> [Written request]
Reproduce the material in full, unchanged.

>>>>>

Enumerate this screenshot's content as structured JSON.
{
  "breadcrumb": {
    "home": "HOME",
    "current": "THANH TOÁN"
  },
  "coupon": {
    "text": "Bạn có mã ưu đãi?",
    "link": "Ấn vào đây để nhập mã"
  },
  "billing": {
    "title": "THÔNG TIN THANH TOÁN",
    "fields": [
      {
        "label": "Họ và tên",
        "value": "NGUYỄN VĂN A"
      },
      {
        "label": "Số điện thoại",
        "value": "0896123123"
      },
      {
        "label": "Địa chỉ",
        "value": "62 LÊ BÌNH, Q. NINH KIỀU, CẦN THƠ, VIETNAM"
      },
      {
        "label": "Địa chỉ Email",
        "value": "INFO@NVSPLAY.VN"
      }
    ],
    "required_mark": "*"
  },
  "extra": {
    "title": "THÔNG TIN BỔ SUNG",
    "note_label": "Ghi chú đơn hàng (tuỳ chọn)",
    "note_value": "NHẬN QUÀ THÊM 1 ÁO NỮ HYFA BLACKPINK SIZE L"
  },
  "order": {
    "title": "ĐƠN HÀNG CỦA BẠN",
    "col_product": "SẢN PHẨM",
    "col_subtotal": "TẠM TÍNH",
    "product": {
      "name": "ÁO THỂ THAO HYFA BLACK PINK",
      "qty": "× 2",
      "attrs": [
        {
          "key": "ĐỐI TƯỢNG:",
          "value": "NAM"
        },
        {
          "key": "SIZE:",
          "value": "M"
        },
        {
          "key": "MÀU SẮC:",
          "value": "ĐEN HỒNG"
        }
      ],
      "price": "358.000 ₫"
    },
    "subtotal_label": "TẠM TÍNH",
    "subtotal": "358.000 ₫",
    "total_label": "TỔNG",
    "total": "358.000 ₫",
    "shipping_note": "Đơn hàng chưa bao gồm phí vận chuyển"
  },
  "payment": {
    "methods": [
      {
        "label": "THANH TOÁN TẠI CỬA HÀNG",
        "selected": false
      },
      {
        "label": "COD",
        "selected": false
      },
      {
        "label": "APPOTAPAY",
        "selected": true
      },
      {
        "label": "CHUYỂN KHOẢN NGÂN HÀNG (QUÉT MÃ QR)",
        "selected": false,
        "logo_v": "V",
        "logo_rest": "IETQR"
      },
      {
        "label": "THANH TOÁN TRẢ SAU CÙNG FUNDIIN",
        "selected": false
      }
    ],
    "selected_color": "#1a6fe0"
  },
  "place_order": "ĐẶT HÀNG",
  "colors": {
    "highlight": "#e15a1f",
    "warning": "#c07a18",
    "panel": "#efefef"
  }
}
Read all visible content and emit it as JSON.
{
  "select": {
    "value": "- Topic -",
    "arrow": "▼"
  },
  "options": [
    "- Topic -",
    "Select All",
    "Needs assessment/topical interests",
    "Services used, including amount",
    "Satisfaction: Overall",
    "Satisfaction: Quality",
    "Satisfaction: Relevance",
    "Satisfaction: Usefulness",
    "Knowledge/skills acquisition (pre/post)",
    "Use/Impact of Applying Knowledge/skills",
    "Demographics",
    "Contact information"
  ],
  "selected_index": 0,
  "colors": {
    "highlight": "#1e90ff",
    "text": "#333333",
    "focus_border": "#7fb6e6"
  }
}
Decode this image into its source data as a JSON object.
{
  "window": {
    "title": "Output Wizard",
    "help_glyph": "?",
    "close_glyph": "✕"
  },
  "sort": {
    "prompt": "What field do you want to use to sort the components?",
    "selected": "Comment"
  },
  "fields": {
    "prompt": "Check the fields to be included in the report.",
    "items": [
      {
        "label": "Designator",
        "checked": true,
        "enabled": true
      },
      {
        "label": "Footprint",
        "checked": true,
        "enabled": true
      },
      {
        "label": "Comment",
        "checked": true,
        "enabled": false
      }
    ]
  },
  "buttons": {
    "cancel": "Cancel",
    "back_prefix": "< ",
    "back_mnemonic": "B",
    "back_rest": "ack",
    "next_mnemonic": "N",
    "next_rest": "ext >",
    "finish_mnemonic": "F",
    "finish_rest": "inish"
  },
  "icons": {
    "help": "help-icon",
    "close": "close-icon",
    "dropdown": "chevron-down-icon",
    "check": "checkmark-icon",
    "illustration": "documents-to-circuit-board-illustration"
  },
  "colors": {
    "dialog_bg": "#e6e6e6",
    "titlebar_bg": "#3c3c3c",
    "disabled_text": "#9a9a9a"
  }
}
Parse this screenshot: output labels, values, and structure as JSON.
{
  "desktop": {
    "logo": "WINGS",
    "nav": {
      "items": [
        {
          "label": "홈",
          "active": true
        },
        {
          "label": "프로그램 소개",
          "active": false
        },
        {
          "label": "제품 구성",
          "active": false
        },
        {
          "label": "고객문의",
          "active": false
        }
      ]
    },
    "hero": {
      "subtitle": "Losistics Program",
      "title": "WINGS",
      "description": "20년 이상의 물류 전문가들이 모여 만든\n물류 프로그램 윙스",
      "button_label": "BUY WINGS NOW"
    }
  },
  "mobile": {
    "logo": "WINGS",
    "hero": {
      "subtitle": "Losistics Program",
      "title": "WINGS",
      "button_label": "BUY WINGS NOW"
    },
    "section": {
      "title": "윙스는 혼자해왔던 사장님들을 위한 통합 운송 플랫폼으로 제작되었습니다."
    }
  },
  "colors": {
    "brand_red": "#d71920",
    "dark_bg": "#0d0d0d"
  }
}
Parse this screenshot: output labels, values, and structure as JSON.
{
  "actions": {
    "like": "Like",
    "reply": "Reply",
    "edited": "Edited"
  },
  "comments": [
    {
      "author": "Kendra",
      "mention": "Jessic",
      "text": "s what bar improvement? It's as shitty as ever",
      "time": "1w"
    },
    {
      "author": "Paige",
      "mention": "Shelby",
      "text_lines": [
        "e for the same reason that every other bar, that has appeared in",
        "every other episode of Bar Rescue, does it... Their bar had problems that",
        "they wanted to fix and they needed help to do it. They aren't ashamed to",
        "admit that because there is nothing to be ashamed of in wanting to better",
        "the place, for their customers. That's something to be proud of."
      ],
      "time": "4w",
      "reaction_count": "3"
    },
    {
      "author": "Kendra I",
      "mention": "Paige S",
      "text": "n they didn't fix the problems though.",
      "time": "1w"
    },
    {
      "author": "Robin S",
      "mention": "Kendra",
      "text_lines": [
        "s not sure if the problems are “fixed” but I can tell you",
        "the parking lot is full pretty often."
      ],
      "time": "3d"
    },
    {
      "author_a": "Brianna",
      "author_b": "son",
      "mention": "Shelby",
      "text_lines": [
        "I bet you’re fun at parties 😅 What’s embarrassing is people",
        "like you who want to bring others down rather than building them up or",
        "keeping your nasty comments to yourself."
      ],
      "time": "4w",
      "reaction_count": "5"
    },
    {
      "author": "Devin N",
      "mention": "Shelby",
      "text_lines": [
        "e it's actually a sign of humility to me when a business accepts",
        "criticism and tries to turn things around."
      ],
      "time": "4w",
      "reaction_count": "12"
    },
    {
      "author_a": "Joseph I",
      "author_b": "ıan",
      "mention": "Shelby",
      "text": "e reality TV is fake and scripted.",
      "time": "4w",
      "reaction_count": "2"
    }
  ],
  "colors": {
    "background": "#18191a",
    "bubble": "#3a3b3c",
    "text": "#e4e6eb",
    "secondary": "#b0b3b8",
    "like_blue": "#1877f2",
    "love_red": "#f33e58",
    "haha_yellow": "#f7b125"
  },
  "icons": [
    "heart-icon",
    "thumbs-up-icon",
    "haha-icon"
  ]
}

<<<<<

> [Response to this exercise]
Enumerate this screenshot's content as structured JSON.
{
  "breadcrumb": {
    "home": "HOME",
    "current": "THANH TOÁN"
  },
  "coupon": {
    "text": "Bạn có mã ưu đãi?",
    "link": "Ấn vào đây để nhập mã"
  },
  "billing": {
    "title": "THÔNG TIN THANH TOÁN",
    "fields": [
      {
        "label": "Họ và tên",
        "value": "NGUYỄN VĂN A"
      },
      {
        "label": "Số điện thoại",
        "value": "0896123123"
      },
      {
        "label": "Địa chỉ",
        "value": "62 LÊ BÌNH, Q. NINH KIỀU, CẦN THƠ, VIETNAM"
      },
      {
        "label": "Địa chỉ Email",
        "value": "INFO@NVSPLAY.VN"
      }
    ],
    "required_mark": "*"
  },
  "extra": {
    "title": "THÔNG TIN BỔ SUNG",
    "note_label": "Ghi chú đơn hàng (tuỳ chọn)",
    "note_value": "NHẬN QUÀ THÊM 1 ÁO NỮ HYFA BLACKPINK SIZE L"
  },
  "order": {
    "title": "ĐƠN HÀNG CỦA BẠN",
    "col_product": "SẢN PHẨM",
    "col_subtotal": "TẠM TÍNH",
    "product": {
      "name": "ÁO THỂ THAO HYFA BLACK PINK",
      "qty": "× 2",
      "attrs": [
        {
          "key": "ĐỐI TƯỢNG:",
          "value": "NAM"
        },
        {
          "key": "SIZE:",
          "value": "M"
        },
        {
          "key": "MÀU SẮC:",
          "value": "ĐEN HỒNG"
        }
      ],
      "price": "358.000 ₫"
    },
    "subtotal_label": "TẠM TÍNH",
    "subtotal": "358.000 ₫",
    "total_label": "TỔNG",
    "total": "358.000 ₫",
    "shipping_note": "Đơn hàng chưa bao gồm phí vận chuyển"
  },
  "payment": {
    "methods": [
      {
        "label": "THANH TOÁN TẠI CỬA HÀNG",
        "selected": false
      },
      {
        "label": "COD",
        "selected": false
      },
      {
        "label": "APPOTAPAY",
        "selected": true
      },
      {
        "label": "CHUYỂN KHOẢN NGÂN HÀNG (QUÉT MÃ QR)",
        "selected": false,
        "logo_v": "V",
        "logo_rest": "IETQR"
      },
      {
        "label": "THANH TOÁN TRẢ SAU CÙNG FUNDIIN",
        "selected": false
      }
    ],
    "selected_color": "#1a6fe0"
  },
  "place_order": "ĐẶT HÀNG",
  "colors": {
    "highlight": "#e15a1f",
    "warning": "#c07a18",
    "panel": "#efefef"
  }
}
Read all visible content and emit it as JSON.
{
  "select": {
    "value": "- Topic -",
    "arrow": "▼"
  },
  "options": [
    "- Topic -",
    "Select All",
    "Needs assessment/topical interests",
    "Services used, including amount",
    "Satisfaction: Overall",
    "Satisfaction: Quality",
    "Satisfaction: Relevance",
    "Satisfaction: Usefulness",
    "Knowledge/skills acquisition (pre/post)",
    "Use/Impact of Applying Knowledge/skills",
    "Demographics",
    "Contact information"
  ],
  "selected_index": 0,
  "colors": {
    "highlight": "#1e90ff",
    "text": "#333333",
    "focus_border": "#7fb6e6"
  }
}
Decode this image into its source data as a JSON object.
{
  "window": {
    "title": "Output Wizard",
    "help_glyph": "?",
    "close_glyph": "✕"
  },
  "sort": {
    "prompt": "What field do you want to use to sort the components?",
    "selected": "Comment"
  },
  "fields": {
    "prompt": "Check the fields to be included in the report.",
    "items": [
      {
        "label": "Designator",
        "checked": true,
        "enabled": true
      },
      {
        "label": "Footprint",
        "checked": true,
        "enabled": true
      },
      {
        "label": "Comment",
        "checked": true,
        "enabled": false
      }
    ]
  },
  "buttons": {
    "cancel": "Cancel",
    "back_prefix": "< ",
    "back_mnemonic": "B",
    "back_rest": "ack",
    "next_mnemonic": "N",
    "next_rest": "ext >",
    "finish_mnemonic": "F",
    "finish_rest": "inish"
  },
  "icons": {
    "help": "help-icon",
    "close": "close-icon",
    "dropdown": "chevron-down-icon",
    "check": "checkmark-icon",
    "illustration": "documents-to-circuit-board-illustration"
  },
  "colors": {
    "dialog_bg": "#e6e6e6",
    "titlebar_bg": "#3c3c3c",
    "disabled_text": "#9a9a9a"
  }
}
Parse this screenshot: output labels, values, and structure as JSON.
{
  "desktop": {
    "logo": "WINGS",
    "nav": {
      "items": [
        {
          "label": "홈",
          "active": true
        },
        {
          "label": "프로그램 소개",
          "active": false
        },
        {
          "label": "제품 구성",
          "active": false
        },
        {
          "label": "고객문의",
          "active": false
        }
      ]
    },
    "hero": {
      "subtitle": "Losistics Program",
      "title": "WINGS",
      "description": "20년 이상의 물류 전문가들이 모여 만든\n물류 프로그램 윙스",
      "button_label": "BUY WINGS NOW"
    }
  },
  "mobile": {
    "logo": "WINGS",
    "hero": {
      "subtitle": "Losistics Program",
      "title": "WINGS",
      "button_label": "BUY WINGS NOW"
    },
    "section": {
      "title": "윙스는 혼자해왔던 사장님들을 위한 통합 운송 플랫폼으로 제작되었습니다."
    }
  },
  "colors": {
    "brand_red": "#d71920",
    "dark_bg": "#0d0d0d"
  }
}
Parse this screenshot: output labels, values, and structure as JSON.
{
  "actions": {
    "like": "Like",
    "reply": "Reply",
    "edited": "Edited"
  },
  "comments": [
    {
      "author": "Kendra",
      "mention": "Jessic",
      "text": "s what bar improvement? It's as shitty as ever",
      "time": "1w"
    },
    {
      "author": "Paige",
      "mention": "Shelby",
      "text_lines": [
        "e for the same reason that every other bar, that has appeared in",
        "every other episode of Bar Rescue, does it... Their bar had problems that",
        "they wanted to fix and they needed help to do it. They aren't ashamed to",
        "admit that because there is nothing to be ashamed of in wanting to better",
        "the place, for their customers. That's something to be proud of."
      ],
      "time": "4w",
      "reaction_count": "3"
    },
    {
      "author": "Kendra I",
      "mention": "Paige S",
      "text": "n they didn't fix the problems though.",
      "time": "1w"
    },
    {
      "author": "Robin S",
      "mention": "Kendra",
      "text_lines": [
        "s not sure if the problems are “fixed” but I can tell you",
        "the parking lot is full pretty often."
      ],
      "time": "3d"
    },
    {
      "author_a": "Brianna",
      "author_b": "son",
      "mention": "Shelby",
      "text_lines": [
        "I bet you’re fun at parties 😅 What’s embarrassing is people",
        "like you who want to bring others down rather than building them up or",
        "keeping your nasty comments to yourself."
      ],
      "time": "4w",
      "reaction_count": "5"
    },
    {
      "author": "Devin N",
      "mention": "Shelby",
      "text_lines": [
        "e it's actually a sign of humility to me when a business accepts",
        "criticism and tries to turn things around."
      ],
      "time": "4w",
      "reaction_count": "12"
    },
    {
      "author_a": "Joseph I",
      "author_b": "ıan",
      "mention": "Shelby",
      "text": "e reality TV is fake and scripted.",
      "time": "4w",
      "reaction_count": "2"
    }
  ],
  "colors": {
    "background": "#18191a",
    "bubble": "#3a3b3c",
    "text": "#e4e6eb",
    "secondary": "#b0b3b8",
    "like_blue": "#1877f2",
    "love_red": "#f33e58",
    "haha_yellow": "#f7b125"
  },
  "icons": [
    "heart-icon",
    "thumbs-up-icon",
    "haha-icon"
  ]
}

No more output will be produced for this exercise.